━━━━━ SOURCE MATERIAL ━━━━━

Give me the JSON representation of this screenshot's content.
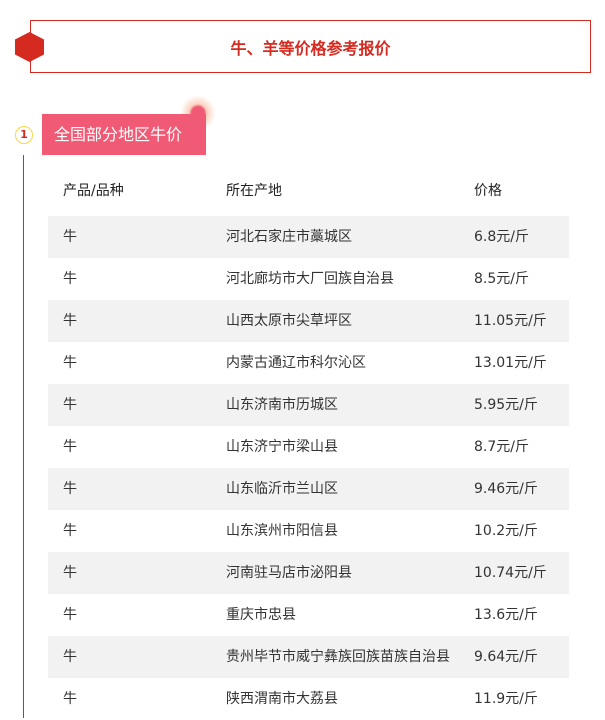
{
  "title": "牛、羊等价格参考报价",
  "section": {
    "number": "1",
    "label": "全国部分地区牛价"
  },
  "table": {
    "headers": [
      "产品/品种",
      "所在产地",
      "价格"
    ],
    "rows": [
      [
        "牛",
        "河北石家庄市藁城区",
        "6.8元/斤"
      ],
      [
        "牛",
        "河北廊坊市大厂回族自治县",
        "8.5元/斤"
      ],
      [
        "牛",
        "山西太原市尖草坪区",
        "11.05元/斤"
      ],
      [
        "牛",
        "内蒙古通辽市科尔沁区",
        "13.01元/斤"
      ],
      [
        "牛",
        "山东济南市历城区",
        "5.95元/斤"
      ],
      [
        "牛",
        "山东济宁市梁山县",
        "8.7元/斤"
      ],
      [
        "牛",
        "山东临沂市兰山区",
        "9.46元/斤"
      ],
      [
        "牛",
        "山东滨州市阳信县",
        "10.2元/斤"
      ],
      [
        "牛",
        "河南驻马店市泌阳县",
        "10.74元/斤"
      ],
      [
        "牛",
        "重庆市忠县",
        "13.6元/斤"
      ],
      [
        "牛",
        "贵州毕节市威宁彝族回族苗族自治县",
        "9.64元/斤"
      ],
      [
        "牛",
        "陕西渭南市大荔县",
        "11.9元/斤"
      ]
    ]
  },
  "colors": {
    "accent": "#d42a20",
    "section": "#f05a74",
    "stripe": "#f2f2f2"
  }
}
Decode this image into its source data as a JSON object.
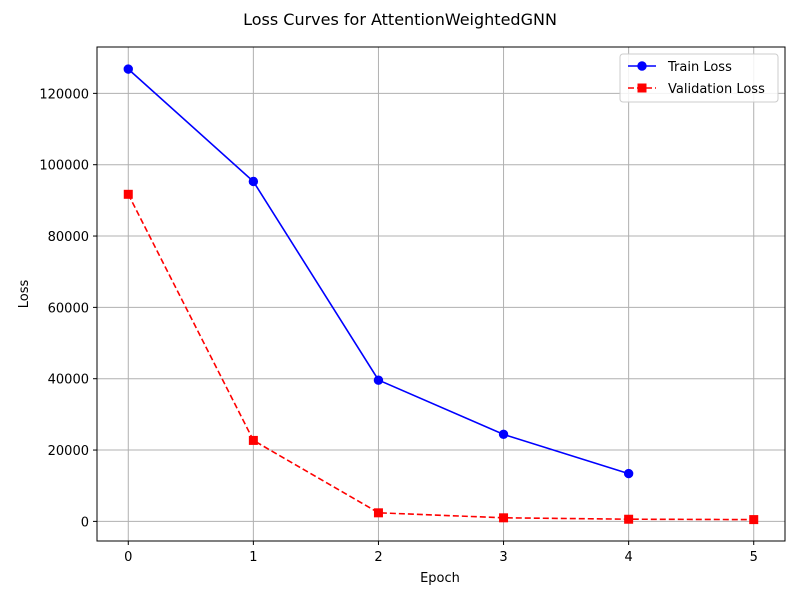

━━━━━

DESCRIPTION OF THE TASK
Copy out each line in the listing that has the word "this".

FINISHED ANSWER
Give me the JSON representation of this screenshot's content.
Decode this image into its source data as a JSON object.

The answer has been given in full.